DESCRIPTION OF THE TASK » Return each line of the records with nothing changed, pictures excepted.

══ MATERIAL ══

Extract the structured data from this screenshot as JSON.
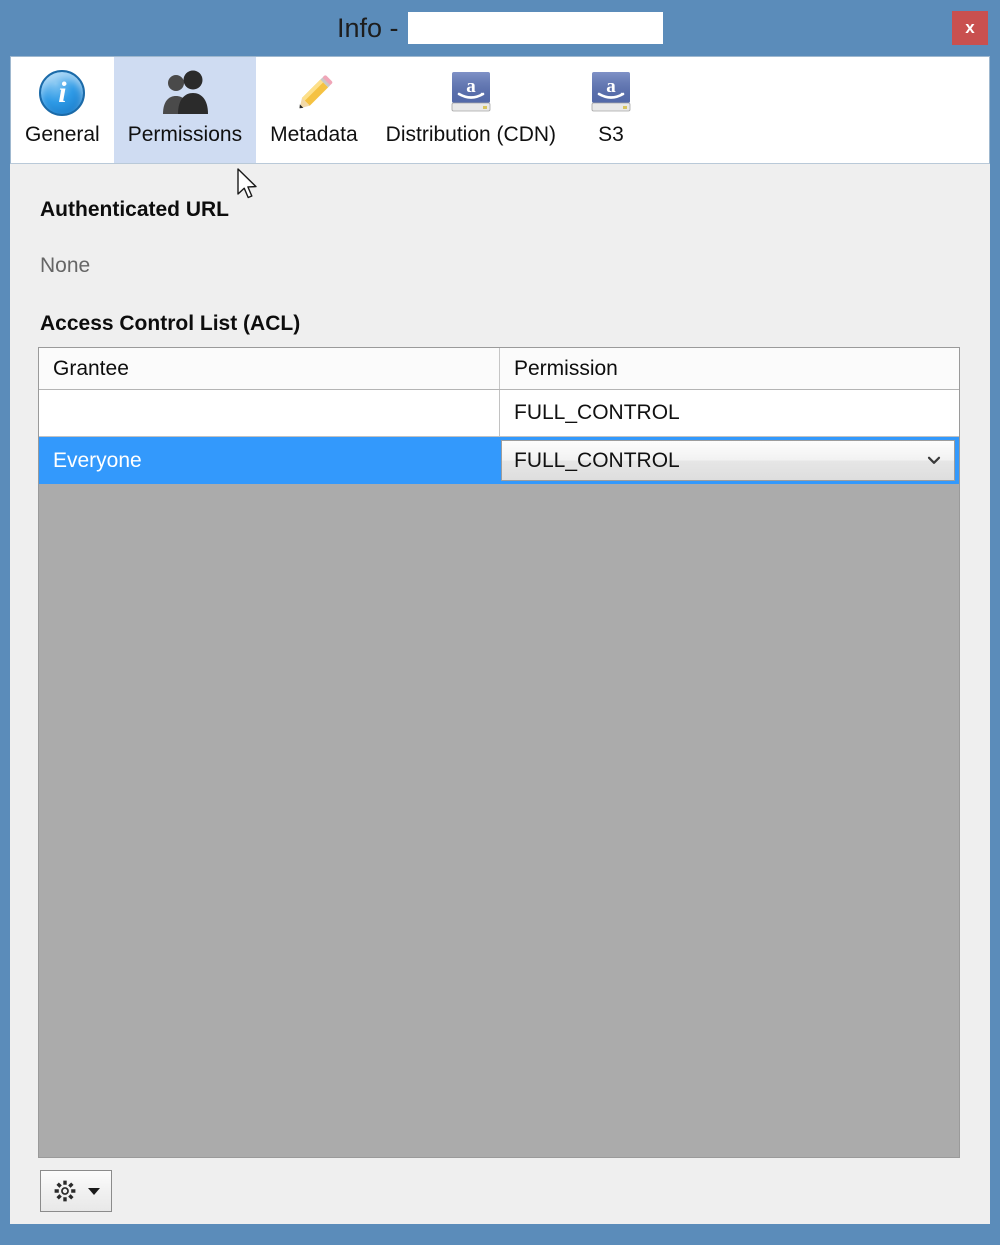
{
  "window": {
    "title_prefix": "Info - ",
    "title_redacted": true,
    "close_label": "x",
    "titlebar_color": "#5b8cba",
    "close_color": "#c9504f"
  },
  "tabs": [
    {
      "id": "general",
      "label": "General",
      "icon": "info-icon",
      "selected": false
    },
    {
      "id": "permissions",
      "label": "Permissions",
      "icon": "people-icon",
      "selected": true
    },
    {
      "id": "metadata",
      "label": "Metadata",
      "icon": "pencil-icon",
      "selected": false
    },
    {
      "id": "distribution",
      "label": "Distribution (CDN)",
      "icon": "amazon-drive-icon",
      "selected": false
    },
    {
      "id": "s3",
      "label": "S3",
      "icon": "amazon-drive-icon",
      "selected": false
    }
  ],
  "panel": {
    "auth_url_title": "Authenticated URL",
    "auth_url_value": "None",
    "acl_title": "Access Control List (ACL)"
  },
  "acl_table": {
    "columns": [
      "Grantee",
      "Permission"
    ],
    "rows": [
      {
        "grantee": "",
        "permission": "FULL_CONTROL",
        "selected": false,
        "editing": false
      },
      {
        "grantee": "Everyone",
        "permission": "FULL_CONTROL",
        "selected": true,
        "editing": true
      }
    ],
    "selected_row_color": "#3399fc",
    "empty_area_color": "#ababab"
  },
  "toolbar": {
    "gear_label": "gear-icon",
    "gear_menu_label": "dropdown-arrow"
  }
}
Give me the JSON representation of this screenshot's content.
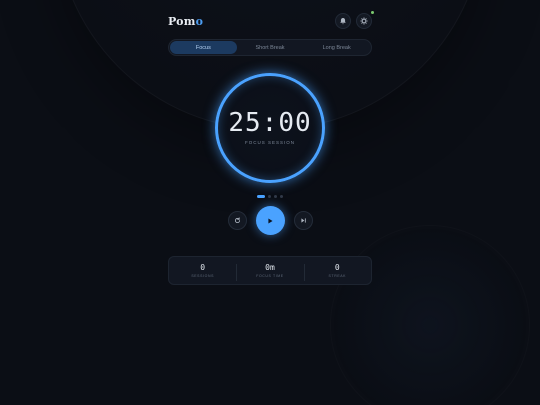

═══

SOLUTION FOR THIS EXERCISE »
Extract the structured data from this screenshot as JSON.
{
  "window": {
    "title_prefix": "Info - ",
    "title_redacted": true,
    "close_label": "x",
    "titlebar_color": "#5b8cba",
    "close_color": "#c9504f"
  },
  "tabs": [
    {
      "id": "general",
      "label": "General",
      "icon": "info-icon",
      "selected": false
    },
    {
      "id": "permissions",
      "label": "Permissions",
      "icon": "people-icon",
      "selected": true
    },
    {
      "id": "metadata",
      "label": "Metadata",
      "icon": "pencil-icon",
      "selected": false
    },
    {
      "id": "distribution",
      "label": "Distribution (CDN)",
      "icon": "amazon-drive-icon",
      "selected": false
    },
    {
      "id": "s3",
      "label": "S3",
      "icon": "amazon-drive-icon",
      "selected": false
    }
  ],
  "panel": {
    "auth_url_title": "Authenticated URL",
    "auth_url_value": "None",
    "acl_title": "Access Control List (ACL)"
  },
  "acl_table": {
    "columns": [
      "Grantee",
      "Permission"
    ],
    "rows": [
      {
        "grantee": "",
        "permission": "FULL_CONTROL",
        "selected": false,
        "editing": false
      },
      {
        "grantee": "Everyone",
        "permission": "FULL_CONTROL",
        "selected": true,
        "editing": true
      }
    ],
    "selected_row_color": "#3399fc",
    "empty_area_color": "#ababab"
  },
  "toolbar": {
    "gear_label": "gear-icon",
    "gear_menu_label": "dropdown-arrow"
  }
}
Give me the JSON representation of this screenshot's content.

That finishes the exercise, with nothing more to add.